* START SOURCE RECORDS *
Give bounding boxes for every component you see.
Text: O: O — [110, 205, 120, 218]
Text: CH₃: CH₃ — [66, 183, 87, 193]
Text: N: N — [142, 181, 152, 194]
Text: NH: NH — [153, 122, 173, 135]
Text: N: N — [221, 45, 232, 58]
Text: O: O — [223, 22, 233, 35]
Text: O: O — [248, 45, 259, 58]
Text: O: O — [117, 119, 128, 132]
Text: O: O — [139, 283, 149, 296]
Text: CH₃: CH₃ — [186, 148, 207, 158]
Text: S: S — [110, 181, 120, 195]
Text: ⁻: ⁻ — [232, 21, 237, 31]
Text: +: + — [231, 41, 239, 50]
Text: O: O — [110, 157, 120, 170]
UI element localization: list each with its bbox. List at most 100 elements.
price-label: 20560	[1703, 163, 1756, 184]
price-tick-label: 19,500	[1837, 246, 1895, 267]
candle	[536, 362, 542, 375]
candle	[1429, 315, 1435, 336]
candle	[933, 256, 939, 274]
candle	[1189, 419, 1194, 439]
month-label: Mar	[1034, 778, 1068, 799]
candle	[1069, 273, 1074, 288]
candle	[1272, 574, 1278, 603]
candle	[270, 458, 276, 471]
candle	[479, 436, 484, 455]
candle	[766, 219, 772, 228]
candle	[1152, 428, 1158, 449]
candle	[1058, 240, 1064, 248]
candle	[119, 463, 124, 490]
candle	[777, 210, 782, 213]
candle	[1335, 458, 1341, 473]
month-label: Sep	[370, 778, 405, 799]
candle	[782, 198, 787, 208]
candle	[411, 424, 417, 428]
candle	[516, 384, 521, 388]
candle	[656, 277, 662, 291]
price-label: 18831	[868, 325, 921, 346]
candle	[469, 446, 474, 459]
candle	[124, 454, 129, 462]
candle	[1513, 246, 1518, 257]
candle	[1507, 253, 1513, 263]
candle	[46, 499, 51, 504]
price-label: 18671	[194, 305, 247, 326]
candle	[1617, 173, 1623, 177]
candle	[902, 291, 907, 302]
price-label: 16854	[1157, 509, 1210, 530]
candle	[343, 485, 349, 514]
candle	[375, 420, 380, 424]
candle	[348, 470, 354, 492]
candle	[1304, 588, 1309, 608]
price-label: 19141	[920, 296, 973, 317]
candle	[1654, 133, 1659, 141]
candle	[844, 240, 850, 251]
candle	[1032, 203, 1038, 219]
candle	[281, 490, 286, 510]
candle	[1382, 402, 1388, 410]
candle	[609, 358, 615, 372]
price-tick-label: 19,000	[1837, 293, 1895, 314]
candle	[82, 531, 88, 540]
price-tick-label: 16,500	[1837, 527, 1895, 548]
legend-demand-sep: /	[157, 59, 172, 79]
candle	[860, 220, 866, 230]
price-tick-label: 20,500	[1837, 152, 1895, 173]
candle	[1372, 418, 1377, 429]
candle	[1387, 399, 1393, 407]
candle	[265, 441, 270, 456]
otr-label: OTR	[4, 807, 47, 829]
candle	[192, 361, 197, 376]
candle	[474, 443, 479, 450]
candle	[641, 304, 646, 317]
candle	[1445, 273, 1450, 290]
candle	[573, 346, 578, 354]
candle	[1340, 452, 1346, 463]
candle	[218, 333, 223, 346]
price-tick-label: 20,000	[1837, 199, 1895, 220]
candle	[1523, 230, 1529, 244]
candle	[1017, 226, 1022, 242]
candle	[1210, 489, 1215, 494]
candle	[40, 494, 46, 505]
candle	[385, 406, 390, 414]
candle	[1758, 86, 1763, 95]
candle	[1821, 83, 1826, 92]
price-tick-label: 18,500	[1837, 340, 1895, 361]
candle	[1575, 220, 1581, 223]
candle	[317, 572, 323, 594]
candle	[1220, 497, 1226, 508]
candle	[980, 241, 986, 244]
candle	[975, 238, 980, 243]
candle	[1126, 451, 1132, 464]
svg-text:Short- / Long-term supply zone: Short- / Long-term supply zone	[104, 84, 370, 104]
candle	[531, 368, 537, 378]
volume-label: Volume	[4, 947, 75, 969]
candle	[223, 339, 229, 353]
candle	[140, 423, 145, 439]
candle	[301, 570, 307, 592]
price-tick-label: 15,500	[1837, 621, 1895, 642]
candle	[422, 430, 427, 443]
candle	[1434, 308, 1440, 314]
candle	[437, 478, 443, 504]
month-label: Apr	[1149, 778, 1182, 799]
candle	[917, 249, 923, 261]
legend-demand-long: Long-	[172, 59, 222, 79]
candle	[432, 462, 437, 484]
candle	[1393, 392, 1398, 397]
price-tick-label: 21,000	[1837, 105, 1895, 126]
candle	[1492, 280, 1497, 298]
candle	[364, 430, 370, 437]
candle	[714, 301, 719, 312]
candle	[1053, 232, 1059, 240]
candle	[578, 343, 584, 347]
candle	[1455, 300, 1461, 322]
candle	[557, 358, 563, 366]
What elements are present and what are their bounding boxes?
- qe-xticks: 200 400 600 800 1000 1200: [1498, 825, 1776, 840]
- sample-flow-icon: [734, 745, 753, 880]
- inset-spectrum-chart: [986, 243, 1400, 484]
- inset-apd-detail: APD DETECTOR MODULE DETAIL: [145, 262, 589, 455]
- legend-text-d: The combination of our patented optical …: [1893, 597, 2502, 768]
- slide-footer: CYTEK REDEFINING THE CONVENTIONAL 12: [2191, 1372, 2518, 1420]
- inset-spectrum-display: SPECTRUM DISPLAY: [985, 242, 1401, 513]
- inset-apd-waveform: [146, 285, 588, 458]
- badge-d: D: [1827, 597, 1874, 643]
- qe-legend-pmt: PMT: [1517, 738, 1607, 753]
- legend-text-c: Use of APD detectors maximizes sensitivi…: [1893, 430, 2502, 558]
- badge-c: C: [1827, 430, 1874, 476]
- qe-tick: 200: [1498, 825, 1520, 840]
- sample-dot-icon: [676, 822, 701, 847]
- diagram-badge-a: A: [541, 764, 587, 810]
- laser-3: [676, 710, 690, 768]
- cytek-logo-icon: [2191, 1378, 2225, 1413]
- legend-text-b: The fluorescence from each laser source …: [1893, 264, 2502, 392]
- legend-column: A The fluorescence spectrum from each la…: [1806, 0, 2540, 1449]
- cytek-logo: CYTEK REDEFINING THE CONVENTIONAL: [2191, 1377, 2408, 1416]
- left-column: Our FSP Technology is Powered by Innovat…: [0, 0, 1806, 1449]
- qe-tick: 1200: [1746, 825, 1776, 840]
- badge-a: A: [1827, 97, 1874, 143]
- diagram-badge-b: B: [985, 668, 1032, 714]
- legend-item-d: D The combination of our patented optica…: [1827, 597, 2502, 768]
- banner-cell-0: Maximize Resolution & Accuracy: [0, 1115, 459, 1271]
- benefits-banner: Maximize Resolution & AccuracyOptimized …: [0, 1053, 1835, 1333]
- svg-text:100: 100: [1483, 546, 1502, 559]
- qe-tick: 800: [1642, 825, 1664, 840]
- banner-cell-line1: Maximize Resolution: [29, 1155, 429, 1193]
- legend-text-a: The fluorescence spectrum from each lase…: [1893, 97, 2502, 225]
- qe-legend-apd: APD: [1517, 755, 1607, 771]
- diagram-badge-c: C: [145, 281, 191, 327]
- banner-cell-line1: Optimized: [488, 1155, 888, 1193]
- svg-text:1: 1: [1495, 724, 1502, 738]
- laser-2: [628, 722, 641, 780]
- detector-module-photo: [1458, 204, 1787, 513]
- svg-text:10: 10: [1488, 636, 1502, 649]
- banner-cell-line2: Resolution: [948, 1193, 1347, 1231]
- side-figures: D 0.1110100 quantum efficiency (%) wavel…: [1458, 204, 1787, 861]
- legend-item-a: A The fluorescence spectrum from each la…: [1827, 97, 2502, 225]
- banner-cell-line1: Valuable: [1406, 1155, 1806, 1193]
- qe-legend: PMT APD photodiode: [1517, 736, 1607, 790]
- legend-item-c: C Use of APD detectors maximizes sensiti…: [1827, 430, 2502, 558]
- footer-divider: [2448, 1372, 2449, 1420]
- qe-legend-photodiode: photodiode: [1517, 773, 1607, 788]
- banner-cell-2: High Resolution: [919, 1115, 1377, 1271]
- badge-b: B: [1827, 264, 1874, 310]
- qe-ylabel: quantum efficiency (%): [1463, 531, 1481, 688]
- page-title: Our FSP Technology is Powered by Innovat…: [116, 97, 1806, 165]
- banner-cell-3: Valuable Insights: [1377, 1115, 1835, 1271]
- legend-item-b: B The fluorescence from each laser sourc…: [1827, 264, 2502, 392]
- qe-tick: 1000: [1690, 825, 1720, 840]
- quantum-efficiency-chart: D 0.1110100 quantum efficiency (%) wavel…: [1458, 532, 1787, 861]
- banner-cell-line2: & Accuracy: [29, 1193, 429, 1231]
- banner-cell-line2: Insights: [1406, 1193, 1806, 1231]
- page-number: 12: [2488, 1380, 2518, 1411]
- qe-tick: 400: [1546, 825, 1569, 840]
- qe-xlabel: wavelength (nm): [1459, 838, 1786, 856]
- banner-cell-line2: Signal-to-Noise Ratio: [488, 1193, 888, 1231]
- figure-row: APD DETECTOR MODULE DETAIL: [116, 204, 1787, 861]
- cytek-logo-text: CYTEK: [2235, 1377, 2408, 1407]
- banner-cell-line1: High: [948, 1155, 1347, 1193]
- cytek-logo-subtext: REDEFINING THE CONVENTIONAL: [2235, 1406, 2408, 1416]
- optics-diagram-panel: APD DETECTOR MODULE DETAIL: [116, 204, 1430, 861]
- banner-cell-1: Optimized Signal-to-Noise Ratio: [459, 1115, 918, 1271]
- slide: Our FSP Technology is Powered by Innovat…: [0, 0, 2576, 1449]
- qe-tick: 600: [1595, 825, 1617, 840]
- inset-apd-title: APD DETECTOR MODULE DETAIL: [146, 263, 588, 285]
* END SOURCE RECORDS *
* **DO THIS**
List every line of the listing above that contains the string "Insights", matching case exactly.

* **SOLUTION TO THE EXERCISE**
- banner-cell-3: Valuable Insights: [1377, 1115, 1835, 1271]
- banner-cell-line2: Insights: [1406, 1193, 1806, 1231]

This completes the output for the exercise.